_Task to carry out:_ Write out exactly the lines between the line containing "What's the underlying" and the end of the records, counting both ends, and leave out all pictures.

Figure record listings:
(begin)

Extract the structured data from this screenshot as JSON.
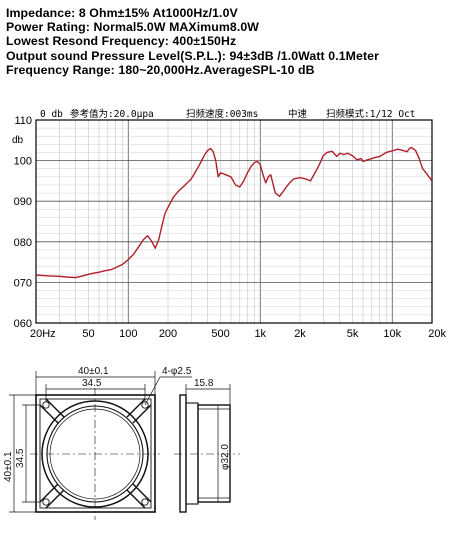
{
  "specs": {
    "impedance": "Impedance: 8 Ohm±15%  At1000Hz/1.0V",
    "power_rating": "Power Rating: Normal5.0W  MAXimum8.0W",
    "resonance": "Lowest Resond Frequency: 400±150Hz",
    "spl": "Output sound Pressure Level(S.P.L.): 94±3dB /1.0Watt 0.1Meter",
    "freq_range": "Frequency Range: 180~20,000Hz.AverageSPL-10 dB"
  },
  "chart_header": {
    "zero_db": "0 db",
    "ref_value": "参考值为:20.0μpa",
    "scan_speed": "扫频速度:003ms",
    "mid_speed": "中速",
    "scan_mode": "扫频模式:1/12 Oct"
  },
  "chart_data": {
    "type": "line",
    "ylabel": "db",
    "x_scale": "log",
    "xlim": [
      20,
      20000
    ],
    "ylim": [
      60,
      110
    ],
    "grid": true,
    "y_ticks": [
      "110",
      "100",
      "090",
      "080",
      "070",
      "060"
    ],
    "y_tick_values": [
      110,
      100,
      90,
      80,
      70,
      60
    ],
    "x_ticks": [
      "20Hz",
      "50",
      "100",
      "200",
      "500",
      "1k",
      "2k",
      "5k",
      "10k",
      "20k"
    ],
    "x_tick_values": [
      20,
      50,
      100,
      200,
      500,
      1000,
      2000,
      5000,
      10000,
      20000
    ],
    "line_color": "#b0202a",
    "series": [
      {
        "x": [
          20,
          25,
          30,
          35,
          40,
          45,
          50,
          55,
          60,
          65,
          70,
          75,
          80,
          85,
          90,
          95,
          100,
          110,
          120,
          130,
          140,
          150,
          160,
          170,
          180,
          190,
          200,
          220,
          240,
          260,
          280,
          300,
          320,
          340,
          360,
          380,
          400,
          420,
          440,
          460,
          480,
          500,
          550,
          600,
          650,
          700,
          750,
          800,
          850,
          900,
          950,
          1000,
          1050,
          1100,
          1150,
          1200,
          1300,
          1400,
          1500,
          1600,
          1700,
          1800,
          2000,
          2200,
          2400,
          2600,
          2800,
          3000,
          3200,
          3500,
          3800,
          4000,
          4300,
          4600,
          5000,
          5400,
          5800,
          6000,
          6500,
          7000,
          7500,
          8000,
          8500,
          9000,
          10000,
          11000,
          12000,
          13000,
          13500,
          14000,
          15000,
          16000,
          17000,
          18000,
          20000
        ],
        "y": [
          71.8,
          71.6,
          71.5,
          71.3,
          71.2,
          71.6,
          72.0,
          72.3,
          72.5,
          72.8,
          73.0,
          73.2,
          73.6,
          74.0,
          74.4,
          75.0,
          75.6,
          77.0,
          78.8,
          80.5,
          81.5,
          80.2,
          78.4,
          80.5,
          84.0,
          87.0,
          88.5,
          91.0,
          92.5,
          93.5,
          94.5,
          95.5,
          97.0,
          98.5,
          100.0,
          101.5,
          102.5,
          103.0,
          102.2,
          100.0,
          96.0,
          97.0,
          96.5,
          96.0,
          94.0,
          93.5,
          95.0,
          97.0,
          98.5,
          99.5,
          99.8,
          99.0,
          96.5,
          94.5,
          96.0,
          96.5,
          92.0,
          91.2,
          92.5,
          93.8,
          94.8,
          95.5,
          95.8,
          95.5,
          95.0,
          97.0,
          99.0,
          101.2,
          102.0,
          102.3,
          101.0,
          101.8,
          101.5,
          101.8,
          101.2,
          100.2,
          100.5,
          99.8,
          100.2,
          100.5,
          100.8,
          101.0,
          101.5,
          102.0,
          102.4,
          102.8,
          102.5,
          102.2,
          103.0,
          103.2,
          102.5,
          100.5,
          98.0,
          97.0,
          95.0
        ]
      }
    ]
  },
  "drawing": {
    "dim_outer_width": "40±0.1",
    "dim_inner_width": "34.5",
    "dim_holes": "4-φ2.5",
    "dim_depth": "15.8",
    "dim_outer_height": "40±0.1",
    "dim_inner_height": "34.5",
    "dim_diameter": "φ32.0"
  }
}
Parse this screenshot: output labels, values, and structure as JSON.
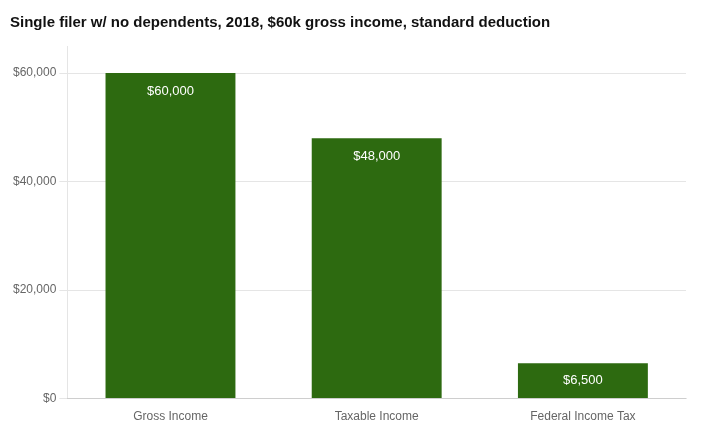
{
  "chart_data": {
    "type": "bar",
    "title": "Single filer w/ no dependents, 2018, $60k gross income, standard deduction",
    "categories": [
      "Gross Income",
      "Taxable Income",
      "Federal Income Tax"
    ],
    "values": [
      60000,
      48000,
      6500
    ],
    "value_labels": [
      "$60,000",
      "$48,000",
      "$6,500"
    ],
    "data_labels": true,
    "color": "#2d6a10",
    "ylim": [
      0,
      65000
    ],
    "yticks": [
      {
        "value": 0,
        "label": "$0"
      },
      {
        "value": 20000,
        "label": "$20,000"
      },
      {
        "value": 40000,
        "label": "$40,000"
      },
      {
        "value": 60000,
        "label": "$60,000"
      }
    ],
    "grid": true
  }
}
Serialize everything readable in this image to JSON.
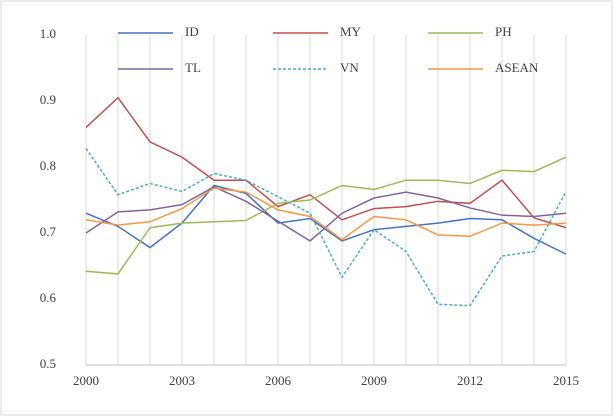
{
  "chart_data": {
    "type": "line",
    "x": [
      2000,
      2001,
      2002,
      2003,
      2004,
      2005,
      2006,
      2007,
      2008,
      2009,
      2010,
      2011,
      2012,
      2013,
      2014,
      2015
    ],
    "xlim": [
      2000,
      2015
    ],
    "xticks": [
      2000,
      2003,
      2006,
      2009,
      2012,
      2015
    ],
    "ylim": [
      0.5,
      1.0
    ],
    "yticks": [
      0.5,
      0.6,
      0.7,
      0.8,
      0.9,
      {
        "value": 1.0,
        "label": "1.0"
      }
    ],
    "grid": true,
    "legend": "top",
    "series": [
      {
        "name": "ID",
        "color": "#4472c4",
        "values": [
          0.73,
          0.71,
          0.678,
          0.715,
          0.772,
          0.76,
          0.715,
          0.722,
          0.688,
          0.705,
          0.71,
          0.715,
          0.722,
          0.72,
          0.692,
          0.668
        ]
      },
      {
        "name": "MY",
        "color": "#c0504d",
        "values": [
          0.86,
          0.905,
          0.838,
          0.815,
          0.78,
          0.78,
          0.74,
          0.758,
          0.72,
          0.737,
          0.74,
          0.748,
          0.745,
          0.78,
          0.723,
          0.708
        ]
      },
      {
        "name": "PH",
        "color": "#9bbb59",
        "values": [
          0.642,
          0.638,
          0.708,
          0.715,
          0.717,
          0.719,
          0.745,
          0.75,
          0.772,
          0.766,
          0.78,
          0.78,
          0.775,
          0.795,
          0.793,
          0.815
        ]
      },
      {
        "name": "TL",
        "color": "#8064a2",
        "values": [
          0.7,
          0.732,
          0.735,
          0.743,
          0.77,
          0.748,
          0.718,
          0.688,
          0.73,
          0.753,
          0.762,
          0.753,
          0.738,
          0.727,
          0.725,
          0.73
        ]
      },
      {
        "name": "VN",
        "color": "#4bacc6",
        "dashed": true,
        "values": [
          0.828,
          0.758,
          0.775,
          0.763,
          0.79,
          0.78,
          0.755,
          0.73,
          0.633,
          0.705,
          0.672,
          0.592,
          0.59,
          0.665,
          0.672,
          0.763
        ]
      },
      {
        "name": "ASEAN",
        "color": "#f79646",
        "values": [
          0.72,
          0.712,
          0.717,
          0.737,
          0.768,
          0.762,
          0.735,
          0.725,
          0.69,
          0.725,
          0.72,
          0.697,
          0.695,
          0.715,
          0.712,
          0.715
        ]
      }
    ]
  }
}
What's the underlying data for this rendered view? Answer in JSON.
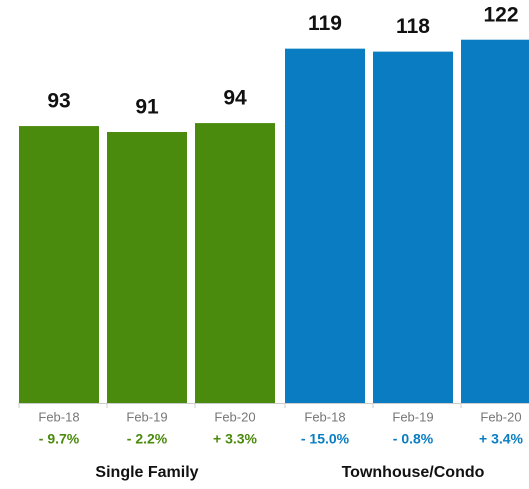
{
  "chart_data": {
    "type": "bar",
    "ylim": [
      0,
      135
    ],
    "groups": [
      {
        "name": "Single Family",
        "color": "#4a8a0c",
        "categories": [
          "Feb-18",
          "Feb-19",
          "Feb-20"
        ],
        "values": [
          93,
          91,
          94
        ],
        "change_labels": [
          "- 9.7%",
          "- 2.2%",
          "+ 3.3%"
        ]
      },
      {
        "name": "Townhouse/Condo",
        "color": "#0a7dc2",
        "categories": [
          "Feb-18",
          "Feb-19",
          "Feb-20"
        ],
        "values": [
          119,
          118,
          122
        ],
        "change_labels": [
          "- 15.0%",
          "- 0.8%",
          "+ 3.4%"
        ]
      }
    ]
  }
}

(end)

_Expected output:_
What's the underlying data for this rendered view? Answer in JSON.
{
  "chart_data": {
    "type": "bar",
    "ylim": [
      0,
      135
    ],
    "groups": [
      {
        "name": "Single Family",
        "color": "#4a8a0c",
        "categories": [
          "Feb-18",
          "Feb-19",
          "Feb-20"
        ],
        "values": [
          93,
          91,
          94
        ],
        "change_labels": [
          "- 9.7%",
          "- 2.2%",
          "+ 3.3%"
        ]
      },
      {
        "name": "Townhouse/Condo",
        "color": "#0a7dc2",
        "categories": [
          "Feb-18",
          "Feb-19",
          "Feb-20"
        ],
        "values": [
          119,
          118,
          122
        ],
        "change_labels": [
          "- 15.0%",
          "- 0.8%",
          "+ 3.4%"
        ]
      }
    ]
  }
}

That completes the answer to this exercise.